Task statement: Wherever "condition" appears in a line, copy that line.

Data listing:
---

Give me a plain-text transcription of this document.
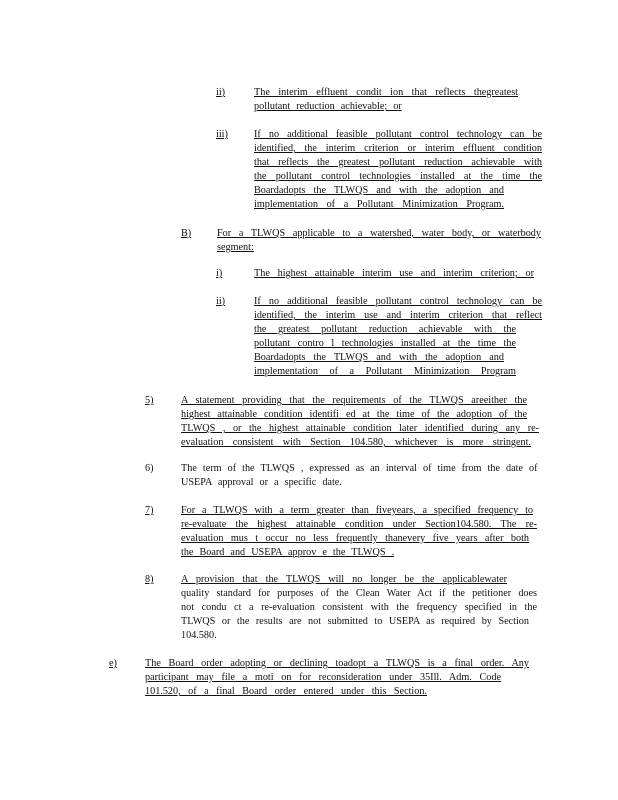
ii)	The interim effluent condit ion that reflects thegreatest
pollutant reduction achievable; or
iii)	If no additional feasible pollutant control technology can be
identified, the interim criterion or interim effluent condition
that reflects the greatest pollutant reduction achievable with
the pollutant control technologies installed at the time the
Boardadopts the TLWQS and with the adoption and
implementation of a Pollutant Minimization Program.
B)	For a TLWQS applicable to a watershed, water body, or waterbody
segment:
i)	The highest attainable interim use and interim criterion; or
ii)	If no additional feasible pollutant control technology can be
identified, the interim use and interim criterion that reflect
the greatest pollutant reduction achievable with the
pollutant contro l technologies installed at the time the
Boardadopts the TLWQS and with the adoption and
implementation of a Pollutant Minimization Program
5)	A statement providing that the requirements of the TLWQS areeither the
highest attainable condition identifi ed at the time of the adoption of the
TLWQS , or the highest attainable condition later identified during any re-
evaluation consistent with Section 104.580, whichever is more stringent.
6)	The term of the TLWQS , expressed as an interval of time from the date of
USEPA approval or a specific date.
7)	For a TLWQS with a term greater than fiveyears, a specified frequency to
re-evaluate the highest attainable condition under Section104.580. The re-
evaluation mus t occur no less frequently thanevery five years after both
the Board and USEPA approv e the TLWQS .
8)	A provision that the TLWQS will no longer be the applicablewater
quality standard for purposes of the Clean Water Act if the petitioner does
not condu ct a re-evaluation consistent with the frequency specified in the
TLWQS or the results are not submitted to USEPA as required by Section
104.580.
e)	The Board order adopting or declining toadopt a TLWQS is a final order. Any
participant may file a moti on for reconsideration under 35Ill. Adm. Code
101.520, of a final Board order entered under this Section.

---

Task output:
identified, the interim criterion or interim effluent condition
highest attainable condition identifi ed at the time of the adoption of the
TLWQS , or the highest attainable condition later identified during any re-
re-evaluate the highest attainable condition under Section104.580. The re-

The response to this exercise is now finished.